— BEGIN —
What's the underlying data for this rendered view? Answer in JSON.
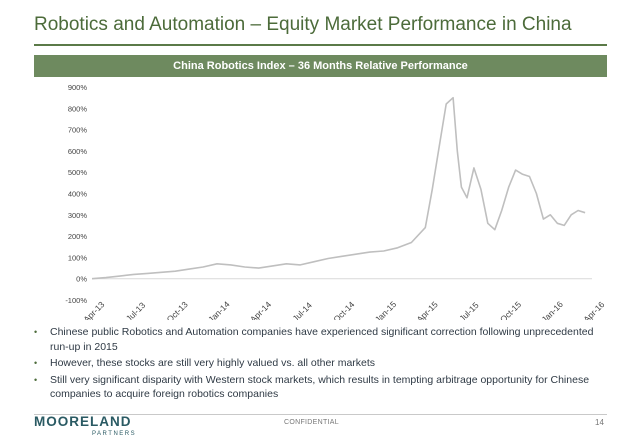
{
  "slide": {
    "title": "Robotics and Automation – Equity Market Performance in China",
    "banner": "China Robotics Index – 36 Months Relative Performance",
    "bullets": [
      "Chinese public Robotics and Automation companies have experienced significant correction following unprecedented run-up in 2015",
      "However, these stocks are still very highly valued vs. all other markets",
      "Still very significant disparity with Western stock markets, which results in tempting arbitrage opportunity for Chinese companies to acquire foreign robotics companies"
    ],
    "bullet_glyph": "•",
    "footer": {
      "logo_main": "MOORELAND",
      "logo_sub": "PARTNERS",
      "confidential": "CONFIDENTIAL",
      "page_number": "14"
    },
    "colors": {
      "accent": "#4c6b3a",
      "banner_bg": "#6e8a5f",
      "line": "#bfbfbf",
      "logo": "#2a5a63"
    }
  },
  "chart_data": {
    "type": "line",
    "title": "China Robotics Index – 36 Months Relative Performance",
    "xlabel": "",
    "ylabel": "",
    "ylim": [
      -100,
      900
    ],
    "yticks": [
      -100,
      0,
      100,
      200,
      300,
      400,
      500,
      600,
      700,
      800,
      900
    ],
    "ytick_labels": [
      "-100%",
      "0%",
      "100%",
      "200%",
      "300%",
      "400%",
      "500%",
      "600%",
      "700%",
      "800%",
      "900%"
    ],
    "xlim": [
      0,
      36
    ],
    "xticks": [
      0,
      3,
      6,
      9,
      12,
      15,
      18,
      21,
      24,
      27,
      30,
      33,
      36
    ],
    "xtick_labels": [
      "Apr-13",
      "Jul-13",
      "Oct-13",
      "Jan-14",
      "Apr-14",
      "Jul-14",
      "Oct-14",
      "Jan-15",
      "Apr-15",
      "Jul-15",
      "Oct-15",
      "Jan-16",
      "Apr-16"
    ],
    "grid": false,
    "series": [
      {
        "name": "China Robotics Index",
        "x": [
          0,
          1,
          2,
          3,
          4,
          5,
          6,
          7,
          8,
          9,
          10,
          11,
          12,
          13,
          14,
          15,
          16,
          17,
          18,
          19,
          20,
          21,
          22,
          23,
          24,
          24.5,
          25,
          25.5,
          26,
          26.3,
          26.6,
          27,
          27.5,
          28,
          28.5,
          29,
          29.5,
          30,
          30.5,
          31,
          31.5,
          32,
          32.5,
          33,
          33.5,
          34,
          34.5,
          35,
          35.5
        ],
        "values": [
          0,
          5,
          12,
          20,
          25,
          30,
          35,
          45,
          55,
          70,
          65,
          55,
          50,
          60,
          70,
          65,
          80,
          95,
          105,
          115,
          125,
          130,
          145,
          170,
          240,
          420,
          620,
          820,
          850,
          600,
          430,
          380,
          520,
          420,
          260,
          230,
          320,
          430,
          510,
          490,
          480,
          400,
          280,
          300,
          260,
          250,
          300,
          320,
          310
        ]
      }
    ]
  }
}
— END —
Exercise objective:
Repeat each line of the records above exactly, but do not copy the pictures.

Response to the task:
What's the underlying data for this rendered view? Answer in JSON.
{
  "slide": {
    "title": "Robotics and Automation – Equity Market Performance in China",
    "banner": "China Robotics Index – 36 Months Relative Performance",
    "bullets": [
      "Chinese public Robotics and Automation companies have experienced significant correction following unprecedented run-up in 2015",
      "However, these stocks are still very highly valued vs. all other markets",
      "Still very significant disparity with Western stock markets, which results in tempting arbitrage opportunity for Chinese companies to acquire foreign robotics companies"
    ],
    "bullet_glyph": "•",
    "footer": {
      "logo_main": "MOORELAND",
      "logo_sub": "PARTNERS",
      "confidential": "CONFIDENTIAL",
      "page_number": "14"
    },
    "colors": {
      "accent": "#4c6b3a",
      "banner_bg": "#6e8a5f",
      "line": "#bfbfbf",
      "logo": "#2a5a63"
    }
  },
  "chart_data": {
    "type": "line",
    "title": "China Robotics Index – 36 Months Relative Performance",
    "xlabel": "",
    "ylabel": "",
    "ylim": [
      -100,
      900
    ],
    "yticks": [
      -100,
      0,
      100,
      200,
      300,
      400,
      500,
      600,
      700,
      800,
      900
    ],
    "ytick_labels": [
      "-100%",
      "0%",
      "100%",
      "200%",
      "300%",
      "400%",
      "500%",
      "600%",
      "700%",
      "800%",
      "900%"
    ],
    "xlim": [
      0,
      36
    ],
    "xticks": [
      0,
      3,
      6,
      9,
      12,
      15,
      18,
      21,
      24,
      27,
      30,
      33,
      36
    ],
    "xtick_labels": [
      "Apr-13",
      "Jul-13",
      "Oct-13",
      "Jan-14",
      "Apr-14",
      "Jul-14",
      "Oct-14",
      "Jan-15",
      "Apr-15",
      "Jul-15",
      "Oct-15",
      "Jan-16",
      "Apr-16"
    ],
    "grid": false,
    "series": [
      {
        "name": "China Robotics Index",
        "x": [
          0,
          1,
          2,
          3,
          4,
          5,
          6,
          7,
          8,
          9,
          10,
          11,
          12,
          13,
          14,
          15,
          16,
          17,
          18,
          19,
          20,
          21,
          22,
          23,
          24,
          24.5,
          25,
          25.5,
          26,
          26.3,
          26.6,
          27,
          27.5,
          28,
          28.5,
          29,
          29.5,
          30,
          30.5,
          31,
          31.5,
          32,
          32.5,
          33,
          33.5,
          34,
          34.5,
          35,
          35.5
        ],
        "values": [
          0,
          5,
          12,
          20,
          25,
          30,
          35,
          45,
          55,
          70,
          65,
          55,
          50,
          60,
          70,
          65,
          80,
          95,
          105,
          115,
          125,
          130,
          145,
          170,
          240,
          420,
          620,
          820,
          850,
          600,
          430,
          380,
          520,
          420,
          260,
          230,
          320,
          430,
          510,
          490,
          480,
          400,
          280,
          300,
          260,
          250,
          300,
          320,
          310
        ]
      }
    ]
  }
}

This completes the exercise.